• [To do]: Extract the text of each entry below exactly, leaving every image behind.

• [Exercise material]:
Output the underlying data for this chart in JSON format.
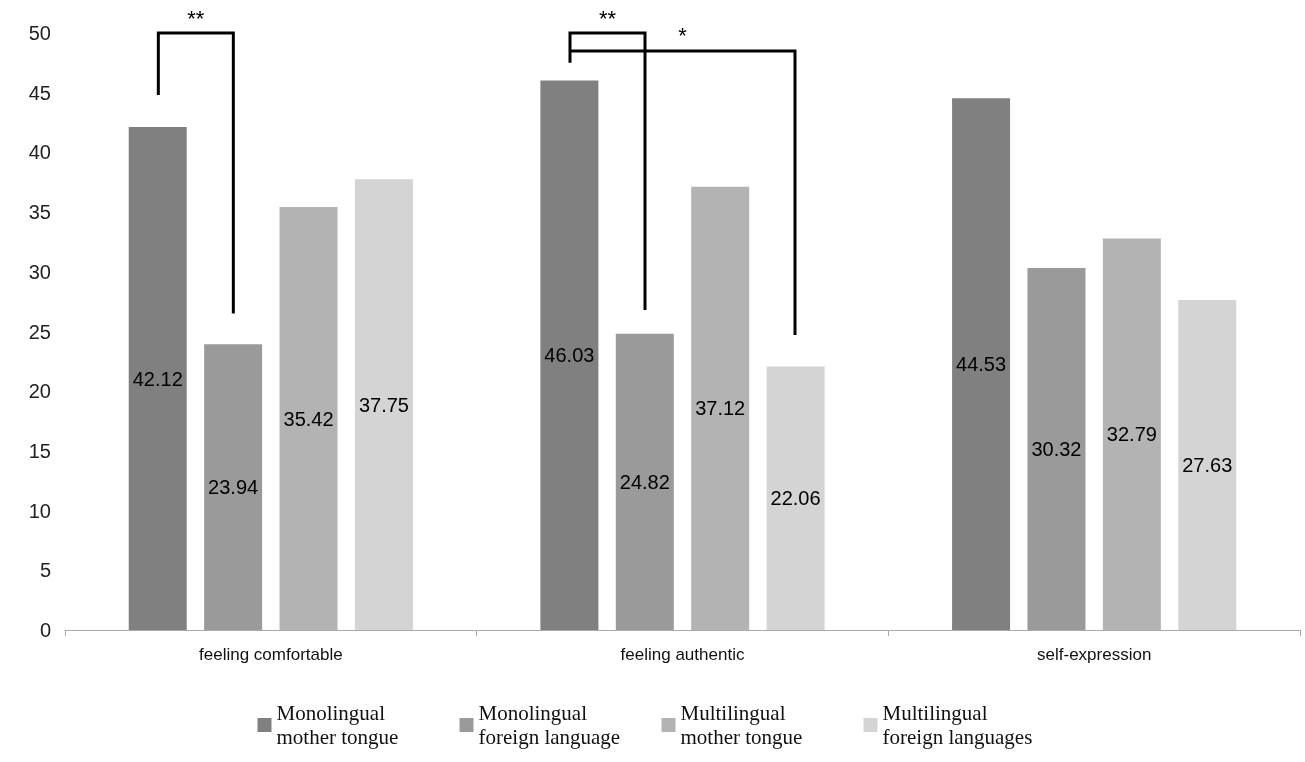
{
  "chart_data": {
    "type": "bar",
    "categories": [
      "feeling comfortable",
      "feeling authentic",
      "self-expression"
    ],
    "series": [
      {
        "name": "Monolingual mother tongue",
        "color": "#808080",
        "values": [
          42.12,
          46.03,
          44.53
        ]
      },
      {
        "name": "Monolingual foreign language",
        "color": "#9a9a9a",
        "values": [
          23.94,
          24.82,
          30.32
        ]
      },
      {
        "name": "Multilingual mother tongue",
        "color": "#b3b3b3",
        "values": [
          35.42,
          37.12,
          32.79
        ]
      },
      {
        "name": "Multilingual foreign languages",
        "color": "#d4d4d4",
        "values": [
          37.75,
          22.06,
          27.63
        ]
      }
    ],
    "ylim": [
      0,
      50
    ],
    "yticks": [
      0,
      5,
      10,
      15,
      20,
      25,
      30,
      35,
      40,
      45,
      50
    ],
    "grid": false,
    "legend": "bottom",
    "data_labels": true,
    "annotations": [
      "**",
      "**",
      "*"
    ]
  }
}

• [The completed task]:
Output the underlying data for this chart in JSON format.
{
  "chart_data": {
    "type": "bar",
    "categories": [
      "feeling comfortable",
      "feeling authentic",
      "self-expression"
    ],
    "series": [
      {
        "name": "Monolingual mother tongue",
        "color": "#808080",
        "values": [
          42.12,
          46.03,
          44.53
        ]
      },
      {
        "name": "Monolingual foreign language",
        "color": "#9a9a9a",
        "values": [
          23.94,
          24.82,
          30.32
        ]
      },
      {
        "name": "Multilingual mother tongue",
        "color": "#b3b3b3",
        "values": [
          35.42,
          37.12,
          32.79
        ]
      },
      {
        "name": "Multilingual foreign languages",
        "color": "#d4d4d4",
        "values": [
          37.75,
          22.06,
          27.63
        ]
      }
    ],
    "ylim": [
      0,
      50
    ],
    "yticks": [
      0,
      5,
      10,
      15,
      20,
      25,
      30,
      35,
      40,
      45,
      50
    ],
    "grid": false,
    "legend": "bottom",
    "data_labels": true,
    "annotations": [
      "**",
      "**",
      "*"
    ]
  }
}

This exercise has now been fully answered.